____ SELECTION

April 11, 2007 10:04 AM   Subscribe

How dangerous is the business end of a Macbook MagSafe laptop power cable to a small child?

Do laptop power cables have any sort of circuitry to prevent them from shocking you? The Macbook mag cables are pretty easy to pull out, and about the right size for a small child to decide that this should go in their mouth. Obviously, these should not just be left lying around where babies are playing, but when using a computer near a baby, there's always a danger that they'll reach out and grab something before you can stop them. The MagSafe connectors seem like a bit more risk because of the relatively little effort it takes to disconnect them.

How bad would this be? A mild shock? Fatal? I've never heard of a single case like this.

I already called Apple tech support. They couldn't answer the question and referred me to my local Apple authorized support dealer, who I don't really consider an authority on child safety. As you might expect, I'm somewhat reluctant to experiment.
posted by Caviar to Computers & Internet (25 answers total) 3 users marked this as a favorite
 
I just put one on my tongue and got a mild shock. I really had to get the whole surface in contact with my tongue to get an effect. Of course, I didn't leave it there too long -- hopefully the baby would do the same. (The things I do for AskMetaFilter!)
posted by jjg at 10:17 AM on April 11, 2007 [68 favorites]


jjg - ?!

You are a daring human being.

________

Continue the forum thread about the MagSafe cable and small children, picking up after its last line.

____ DATA SECTION

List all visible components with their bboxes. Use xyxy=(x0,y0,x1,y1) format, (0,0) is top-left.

________

THE OUTPUT |
posted by voidcontext at 10:18 AM on April 11, 2007 [3 favorites]


It was a very mild shock, like licking a 9-volt battery. Just a tingle.
posted by jjg at 10:21 AM on April 11, 2007


Well, these folks are selling a Magstay (?).
posted by R. Mutt at 10:26 AM on April 11, 2007


I've done this before, accidentally...trying to do a couple of different things at once, holding the laptop-plugging it in-juggling folders...and ended up with the laptop plug between my teeth since I was out of hands. I touched it with my tongue and got a little shock...no big deal.
posted by Liosliath at 11:09 AM on April 11, 2007


It is almost completely safe. The output is transformer isolated (no current path between you and wall outlets), and the voltage is low (not enough voltage to push a harmful current through your body) - wikipedia on Seperated Extra Low Voltage, for more details.

Also, the best previous questions I can recall on electrocution: Electrocution in a pool. It has lots of helpful discussion and links.
posted by Chuckles at 11:15 AM on April 11, 2007


It seems reasonable to discourage small children from playing with power cords in general even if that particular power cord is not very dangerous.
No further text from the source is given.